> WHAT TO PRODUCE: Single out the lines of the material that contain "this" and copy them.

[Stored records]
(begin)
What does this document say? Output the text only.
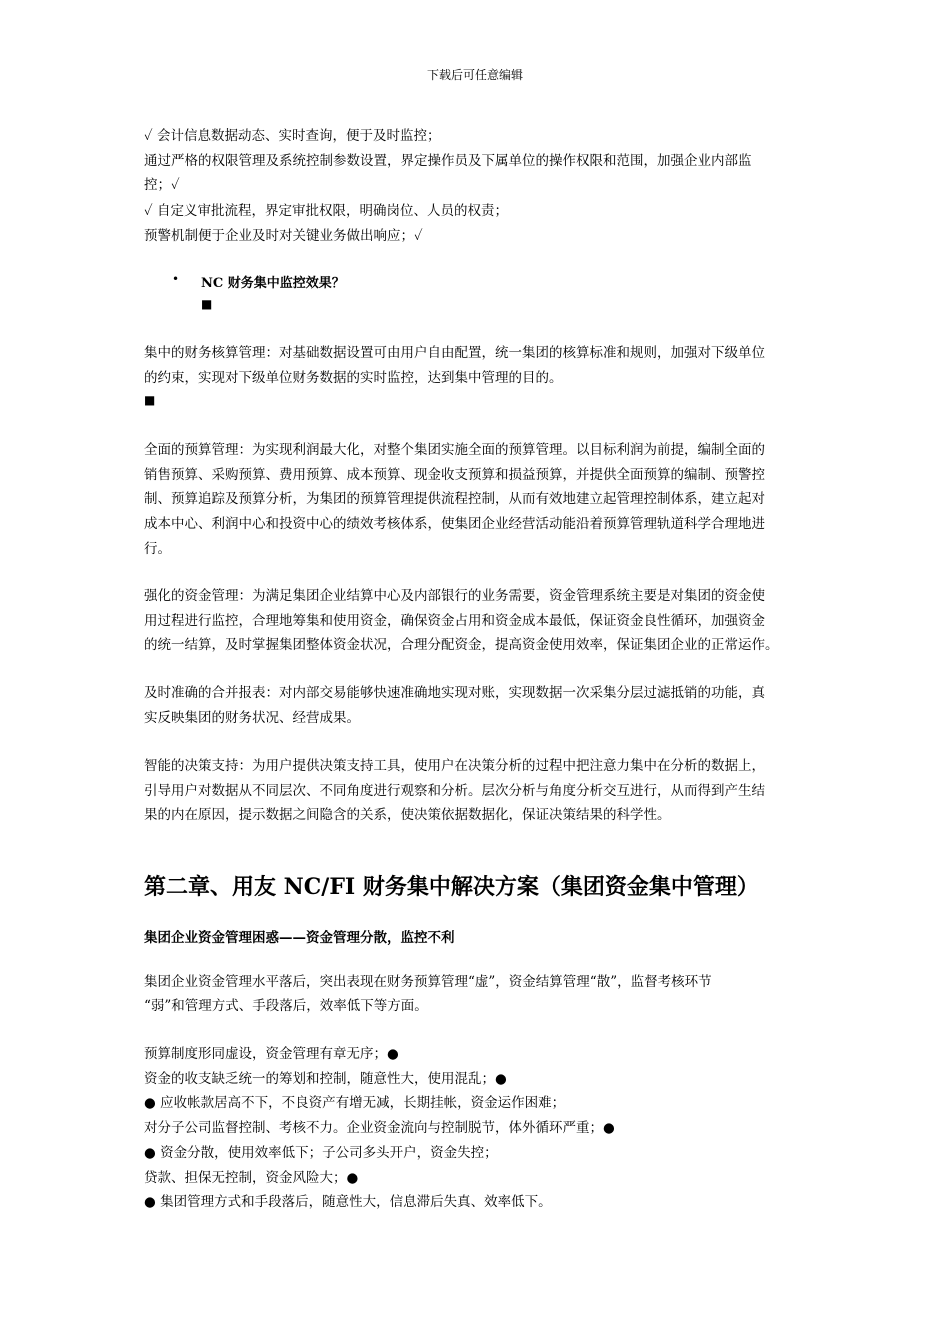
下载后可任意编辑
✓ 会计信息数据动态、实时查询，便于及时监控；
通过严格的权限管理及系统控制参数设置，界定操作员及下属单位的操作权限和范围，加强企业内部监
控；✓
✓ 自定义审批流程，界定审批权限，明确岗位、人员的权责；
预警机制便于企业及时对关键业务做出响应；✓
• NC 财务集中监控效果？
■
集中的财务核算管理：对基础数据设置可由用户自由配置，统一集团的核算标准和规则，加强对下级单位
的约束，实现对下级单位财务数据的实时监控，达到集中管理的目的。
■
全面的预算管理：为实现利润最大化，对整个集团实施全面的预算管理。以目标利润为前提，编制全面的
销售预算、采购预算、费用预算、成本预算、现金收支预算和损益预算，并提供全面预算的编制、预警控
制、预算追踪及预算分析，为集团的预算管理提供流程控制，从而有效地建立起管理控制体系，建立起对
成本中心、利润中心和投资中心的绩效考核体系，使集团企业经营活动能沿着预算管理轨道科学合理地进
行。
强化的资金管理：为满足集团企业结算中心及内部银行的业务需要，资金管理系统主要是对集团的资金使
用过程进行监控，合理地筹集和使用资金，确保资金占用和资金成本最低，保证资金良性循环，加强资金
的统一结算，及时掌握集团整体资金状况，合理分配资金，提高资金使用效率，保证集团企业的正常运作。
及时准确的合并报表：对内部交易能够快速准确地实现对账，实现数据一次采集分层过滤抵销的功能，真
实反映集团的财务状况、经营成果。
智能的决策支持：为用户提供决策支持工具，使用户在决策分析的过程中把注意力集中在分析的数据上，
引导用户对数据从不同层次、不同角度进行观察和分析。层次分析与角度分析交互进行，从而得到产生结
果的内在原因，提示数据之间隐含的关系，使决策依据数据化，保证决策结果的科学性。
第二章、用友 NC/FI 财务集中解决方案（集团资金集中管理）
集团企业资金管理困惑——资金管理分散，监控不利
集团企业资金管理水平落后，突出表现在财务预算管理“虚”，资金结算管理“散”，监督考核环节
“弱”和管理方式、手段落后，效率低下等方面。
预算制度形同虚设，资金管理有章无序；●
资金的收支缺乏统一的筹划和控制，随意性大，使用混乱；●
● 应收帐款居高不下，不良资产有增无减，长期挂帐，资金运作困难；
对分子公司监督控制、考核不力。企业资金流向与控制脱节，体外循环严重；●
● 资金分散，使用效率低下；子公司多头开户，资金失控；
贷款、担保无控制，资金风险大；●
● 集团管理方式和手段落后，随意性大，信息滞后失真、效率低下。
(end)
(begin)
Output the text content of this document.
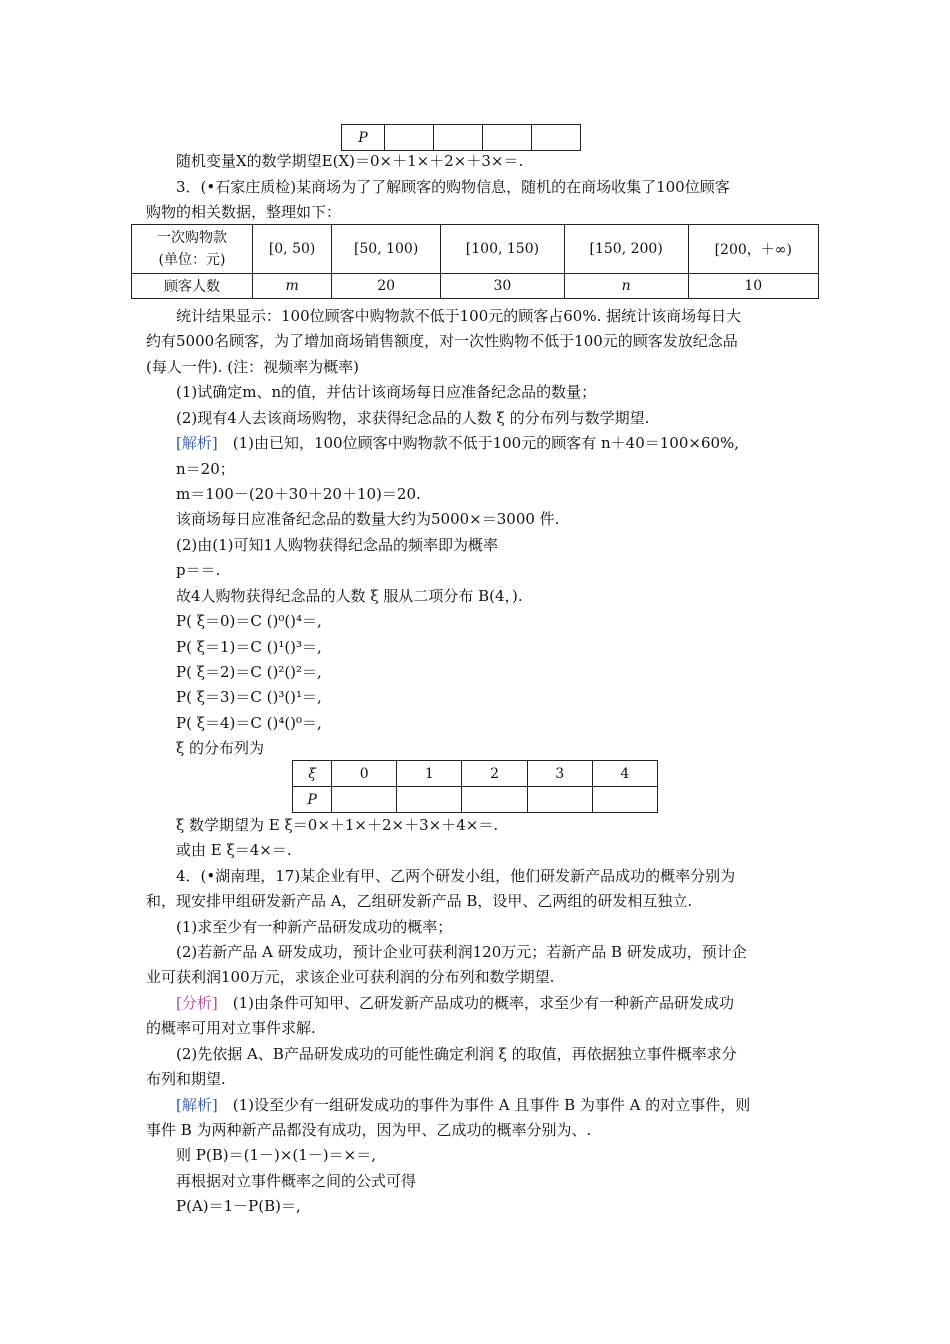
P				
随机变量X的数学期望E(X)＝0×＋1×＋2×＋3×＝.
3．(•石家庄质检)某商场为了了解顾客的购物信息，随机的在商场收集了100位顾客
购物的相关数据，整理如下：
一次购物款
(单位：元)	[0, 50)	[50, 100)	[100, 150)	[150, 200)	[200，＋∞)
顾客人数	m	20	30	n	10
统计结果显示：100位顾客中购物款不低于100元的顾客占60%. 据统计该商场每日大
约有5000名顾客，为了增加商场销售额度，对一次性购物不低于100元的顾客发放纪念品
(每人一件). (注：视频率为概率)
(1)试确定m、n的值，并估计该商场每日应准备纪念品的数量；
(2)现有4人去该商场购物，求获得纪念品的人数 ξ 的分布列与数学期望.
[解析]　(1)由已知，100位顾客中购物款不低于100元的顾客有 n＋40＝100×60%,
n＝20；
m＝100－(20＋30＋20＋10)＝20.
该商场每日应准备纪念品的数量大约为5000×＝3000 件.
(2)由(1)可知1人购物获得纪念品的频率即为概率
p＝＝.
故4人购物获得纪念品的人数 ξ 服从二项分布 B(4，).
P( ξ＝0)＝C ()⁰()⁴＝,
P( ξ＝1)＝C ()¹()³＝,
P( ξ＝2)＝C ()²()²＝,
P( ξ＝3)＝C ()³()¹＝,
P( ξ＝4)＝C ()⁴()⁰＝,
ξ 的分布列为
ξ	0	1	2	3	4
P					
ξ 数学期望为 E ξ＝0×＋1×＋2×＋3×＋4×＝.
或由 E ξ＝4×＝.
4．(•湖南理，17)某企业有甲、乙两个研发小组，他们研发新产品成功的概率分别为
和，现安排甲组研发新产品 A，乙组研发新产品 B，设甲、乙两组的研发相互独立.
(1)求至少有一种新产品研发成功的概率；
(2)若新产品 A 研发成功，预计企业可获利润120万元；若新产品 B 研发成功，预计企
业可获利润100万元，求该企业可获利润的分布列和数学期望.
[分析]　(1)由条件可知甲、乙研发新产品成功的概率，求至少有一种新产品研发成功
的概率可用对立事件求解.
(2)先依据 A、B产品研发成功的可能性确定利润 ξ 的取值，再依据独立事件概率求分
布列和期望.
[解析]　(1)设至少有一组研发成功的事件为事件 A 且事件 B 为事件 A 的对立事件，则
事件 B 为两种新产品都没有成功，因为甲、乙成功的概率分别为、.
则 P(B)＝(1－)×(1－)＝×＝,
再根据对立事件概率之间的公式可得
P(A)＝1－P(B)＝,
(end)
> OUTPUT BELOW:
What does this document say? Output the text only.
Output the text content of this document.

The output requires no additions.